### Stated problem
Write out each line from the data below that includes the word "натрия".

Stored items from a collection:
==*==

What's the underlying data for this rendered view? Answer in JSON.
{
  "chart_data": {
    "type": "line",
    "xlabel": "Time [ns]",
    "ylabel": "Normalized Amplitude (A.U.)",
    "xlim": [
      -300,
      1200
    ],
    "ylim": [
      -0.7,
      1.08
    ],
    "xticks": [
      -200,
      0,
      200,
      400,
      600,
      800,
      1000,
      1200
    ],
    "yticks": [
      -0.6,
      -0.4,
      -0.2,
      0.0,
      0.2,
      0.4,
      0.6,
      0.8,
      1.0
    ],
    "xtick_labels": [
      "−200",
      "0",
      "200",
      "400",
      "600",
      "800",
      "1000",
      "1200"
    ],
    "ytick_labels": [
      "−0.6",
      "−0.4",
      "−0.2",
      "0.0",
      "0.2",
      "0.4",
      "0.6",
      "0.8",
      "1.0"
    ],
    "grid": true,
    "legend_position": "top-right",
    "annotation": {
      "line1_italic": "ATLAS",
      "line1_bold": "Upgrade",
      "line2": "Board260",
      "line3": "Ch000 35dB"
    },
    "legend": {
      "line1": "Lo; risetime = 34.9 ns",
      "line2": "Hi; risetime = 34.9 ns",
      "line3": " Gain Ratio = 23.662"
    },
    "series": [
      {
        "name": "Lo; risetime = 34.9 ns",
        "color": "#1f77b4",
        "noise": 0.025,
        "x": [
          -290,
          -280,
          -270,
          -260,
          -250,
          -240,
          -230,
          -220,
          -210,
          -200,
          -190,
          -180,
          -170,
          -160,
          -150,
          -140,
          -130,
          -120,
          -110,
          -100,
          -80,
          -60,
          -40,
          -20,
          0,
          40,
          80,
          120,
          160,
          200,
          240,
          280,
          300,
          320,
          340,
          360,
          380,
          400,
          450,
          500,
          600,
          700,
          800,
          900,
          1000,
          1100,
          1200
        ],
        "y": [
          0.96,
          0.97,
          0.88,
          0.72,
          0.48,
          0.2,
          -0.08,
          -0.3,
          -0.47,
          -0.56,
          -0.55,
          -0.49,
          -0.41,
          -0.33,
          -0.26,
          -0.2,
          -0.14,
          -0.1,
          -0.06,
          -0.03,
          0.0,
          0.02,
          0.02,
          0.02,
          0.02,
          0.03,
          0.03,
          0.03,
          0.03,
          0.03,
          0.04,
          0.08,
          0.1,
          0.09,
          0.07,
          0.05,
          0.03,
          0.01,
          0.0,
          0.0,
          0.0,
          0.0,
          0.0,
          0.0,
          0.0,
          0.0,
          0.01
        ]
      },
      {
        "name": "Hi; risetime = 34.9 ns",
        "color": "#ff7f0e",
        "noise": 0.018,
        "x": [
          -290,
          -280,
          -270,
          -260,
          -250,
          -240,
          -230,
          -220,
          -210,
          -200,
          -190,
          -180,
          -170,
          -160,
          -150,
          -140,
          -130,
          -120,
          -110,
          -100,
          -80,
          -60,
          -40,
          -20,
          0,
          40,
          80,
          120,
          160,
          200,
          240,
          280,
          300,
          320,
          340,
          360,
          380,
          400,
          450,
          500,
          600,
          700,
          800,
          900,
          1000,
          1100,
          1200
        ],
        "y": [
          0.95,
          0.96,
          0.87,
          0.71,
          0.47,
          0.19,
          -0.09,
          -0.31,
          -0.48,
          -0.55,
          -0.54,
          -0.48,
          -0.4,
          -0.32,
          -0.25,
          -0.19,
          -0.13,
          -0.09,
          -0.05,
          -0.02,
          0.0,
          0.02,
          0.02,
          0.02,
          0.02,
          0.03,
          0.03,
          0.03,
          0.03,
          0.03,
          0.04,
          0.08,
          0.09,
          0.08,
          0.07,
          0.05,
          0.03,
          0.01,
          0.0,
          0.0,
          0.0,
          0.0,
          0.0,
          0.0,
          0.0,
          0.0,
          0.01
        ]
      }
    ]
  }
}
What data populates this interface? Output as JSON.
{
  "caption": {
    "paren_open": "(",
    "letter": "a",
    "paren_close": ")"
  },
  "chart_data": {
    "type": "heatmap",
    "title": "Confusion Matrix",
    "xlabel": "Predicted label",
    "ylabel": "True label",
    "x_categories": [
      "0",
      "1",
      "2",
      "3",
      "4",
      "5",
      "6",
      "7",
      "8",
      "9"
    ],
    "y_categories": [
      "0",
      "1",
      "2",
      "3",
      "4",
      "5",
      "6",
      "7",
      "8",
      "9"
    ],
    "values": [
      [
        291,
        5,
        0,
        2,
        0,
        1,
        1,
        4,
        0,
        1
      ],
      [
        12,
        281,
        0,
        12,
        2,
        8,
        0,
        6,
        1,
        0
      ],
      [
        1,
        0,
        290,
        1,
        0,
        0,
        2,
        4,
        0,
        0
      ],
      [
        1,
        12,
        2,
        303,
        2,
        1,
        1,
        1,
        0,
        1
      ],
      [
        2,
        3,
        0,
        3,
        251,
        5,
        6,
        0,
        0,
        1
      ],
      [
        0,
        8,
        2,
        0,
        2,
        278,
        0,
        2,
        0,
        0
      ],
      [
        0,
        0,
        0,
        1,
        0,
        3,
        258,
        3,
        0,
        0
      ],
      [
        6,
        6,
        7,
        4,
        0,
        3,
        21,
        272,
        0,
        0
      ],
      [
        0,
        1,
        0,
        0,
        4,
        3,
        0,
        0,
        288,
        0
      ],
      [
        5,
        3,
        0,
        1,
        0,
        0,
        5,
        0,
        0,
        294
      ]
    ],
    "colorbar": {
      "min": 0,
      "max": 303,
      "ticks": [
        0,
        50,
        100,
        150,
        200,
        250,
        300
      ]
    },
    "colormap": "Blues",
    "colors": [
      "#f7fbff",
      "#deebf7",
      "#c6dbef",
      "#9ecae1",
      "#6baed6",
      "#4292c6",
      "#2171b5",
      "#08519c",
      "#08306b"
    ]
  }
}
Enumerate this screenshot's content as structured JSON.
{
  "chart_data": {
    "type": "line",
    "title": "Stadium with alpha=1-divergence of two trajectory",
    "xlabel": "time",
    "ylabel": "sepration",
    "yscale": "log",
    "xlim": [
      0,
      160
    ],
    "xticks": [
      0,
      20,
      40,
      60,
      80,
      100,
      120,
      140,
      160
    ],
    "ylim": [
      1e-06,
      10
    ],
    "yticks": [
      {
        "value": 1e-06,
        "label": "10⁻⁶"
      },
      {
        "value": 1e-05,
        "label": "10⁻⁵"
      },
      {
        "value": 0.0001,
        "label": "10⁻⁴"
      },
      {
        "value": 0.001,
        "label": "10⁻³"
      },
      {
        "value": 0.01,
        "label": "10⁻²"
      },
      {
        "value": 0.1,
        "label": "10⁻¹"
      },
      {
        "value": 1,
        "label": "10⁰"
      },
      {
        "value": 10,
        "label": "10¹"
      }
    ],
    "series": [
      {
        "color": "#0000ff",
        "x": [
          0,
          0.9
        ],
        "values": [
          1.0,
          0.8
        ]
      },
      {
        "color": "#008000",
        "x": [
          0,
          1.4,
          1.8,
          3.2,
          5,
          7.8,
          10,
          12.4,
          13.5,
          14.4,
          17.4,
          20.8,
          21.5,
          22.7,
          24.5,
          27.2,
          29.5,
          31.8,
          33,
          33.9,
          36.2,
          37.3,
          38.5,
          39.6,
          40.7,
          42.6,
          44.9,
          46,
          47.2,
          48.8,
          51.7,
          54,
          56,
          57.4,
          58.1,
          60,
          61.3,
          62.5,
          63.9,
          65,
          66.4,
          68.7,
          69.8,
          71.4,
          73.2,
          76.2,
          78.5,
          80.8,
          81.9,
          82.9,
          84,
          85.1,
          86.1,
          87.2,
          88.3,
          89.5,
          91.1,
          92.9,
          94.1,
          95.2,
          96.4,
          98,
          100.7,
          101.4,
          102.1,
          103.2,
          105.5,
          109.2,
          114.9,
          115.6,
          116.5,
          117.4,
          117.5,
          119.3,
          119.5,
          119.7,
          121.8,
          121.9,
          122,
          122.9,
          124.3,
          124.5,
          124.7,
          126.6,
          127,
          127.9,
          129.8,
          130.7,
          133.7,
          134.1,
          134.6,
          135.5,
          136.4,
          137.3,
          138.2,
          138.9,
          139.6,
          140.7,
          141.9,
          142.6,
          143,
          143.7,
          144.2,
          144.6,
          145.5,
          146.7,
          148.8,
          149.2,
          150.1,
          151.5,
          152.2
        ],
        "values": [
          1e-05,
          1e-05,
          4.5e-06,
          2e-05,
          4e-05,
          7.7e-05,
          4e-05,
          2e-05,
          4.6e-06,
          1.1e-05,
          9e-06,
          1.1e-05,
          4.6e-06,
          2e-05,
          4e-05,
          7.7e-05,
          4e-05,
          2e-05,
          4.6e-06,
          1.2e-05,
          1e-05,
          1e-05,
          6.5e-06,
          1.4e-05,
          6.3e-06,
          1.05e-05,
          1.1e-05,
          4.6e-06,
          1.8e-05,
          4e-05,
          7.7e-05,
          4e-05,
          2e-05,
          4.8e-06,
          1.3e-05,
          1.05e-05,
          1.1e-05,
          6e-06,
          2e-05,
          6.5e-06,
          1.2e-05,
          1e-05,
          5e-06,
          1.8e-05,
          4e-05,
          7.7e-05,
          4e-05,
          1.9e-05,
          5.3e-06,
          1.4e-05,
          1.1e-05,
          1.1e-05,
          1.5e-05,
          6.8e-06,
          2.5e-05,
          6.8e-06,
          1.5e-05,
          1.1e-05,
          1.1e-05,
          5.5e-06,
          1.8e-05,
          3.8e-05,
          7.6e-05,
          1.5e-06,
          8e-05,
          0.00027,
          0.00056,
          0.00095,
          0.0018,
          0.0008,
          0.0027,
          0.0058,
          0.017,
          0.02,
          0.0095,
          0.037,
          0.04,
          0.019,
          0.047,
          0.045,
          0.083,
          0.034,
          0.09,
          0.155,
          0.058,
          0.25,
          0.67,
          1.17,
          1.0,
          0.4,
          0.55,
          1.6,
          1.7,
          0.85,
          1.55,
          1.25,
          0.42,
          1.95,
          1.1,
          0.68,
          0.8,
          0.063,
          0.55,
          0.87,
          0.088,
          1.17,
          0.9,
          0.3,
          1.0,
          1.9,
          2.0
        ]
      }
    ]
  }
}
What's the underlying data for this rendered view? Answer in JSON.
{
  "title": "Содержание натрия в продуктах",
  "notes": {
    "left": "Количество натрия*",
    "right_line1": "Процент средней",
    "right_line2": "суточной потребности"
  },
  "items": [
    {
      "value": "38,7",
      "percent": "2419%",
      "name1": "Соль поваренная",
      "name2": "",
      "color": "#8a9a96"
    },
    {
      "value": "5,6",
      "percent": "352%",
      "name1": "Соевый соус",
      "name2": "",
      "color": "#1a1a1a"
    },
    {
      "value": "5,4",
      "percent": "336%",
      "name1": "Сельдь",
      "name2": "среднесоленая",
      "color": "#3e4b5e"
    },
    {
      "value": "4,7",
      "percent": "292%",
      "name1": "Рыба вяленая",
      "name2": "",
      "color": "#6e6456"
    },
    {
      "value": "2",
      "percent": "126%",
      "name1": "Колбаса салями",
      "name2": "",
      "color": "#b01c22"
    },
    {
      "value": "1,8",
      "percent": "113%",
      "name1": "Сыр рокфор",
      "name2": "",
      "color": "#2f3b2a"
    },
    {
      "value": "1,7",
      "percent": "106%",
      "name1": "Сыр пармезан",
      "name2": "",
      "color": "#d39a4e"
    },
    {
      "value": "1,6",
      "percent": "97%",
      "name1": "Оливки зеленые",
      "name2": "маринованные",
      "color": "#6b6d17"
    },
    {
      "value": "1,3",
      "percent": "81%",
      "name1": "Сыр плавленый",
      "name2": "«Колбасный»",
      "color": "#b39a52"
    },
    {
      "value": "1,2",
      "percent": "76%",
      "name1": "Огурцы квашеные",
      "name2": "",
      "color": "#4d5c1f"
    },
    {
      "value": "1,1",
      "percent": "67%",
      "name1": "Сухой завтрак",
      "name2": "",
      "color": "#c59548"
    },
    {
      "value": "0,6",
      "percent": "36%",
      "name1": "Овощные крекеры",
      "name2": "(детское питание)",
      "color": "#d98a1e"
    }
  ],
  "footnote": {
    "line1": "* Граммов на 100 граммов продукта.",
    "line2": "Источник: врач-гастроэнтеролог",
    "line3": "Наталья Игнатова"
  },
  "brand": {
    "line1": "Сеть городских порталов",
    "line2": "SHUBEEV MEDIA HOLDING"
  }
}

==*==

### Solution below
  "title": "Содержание натрия в продуктах",
    "left": "Количество натрия*",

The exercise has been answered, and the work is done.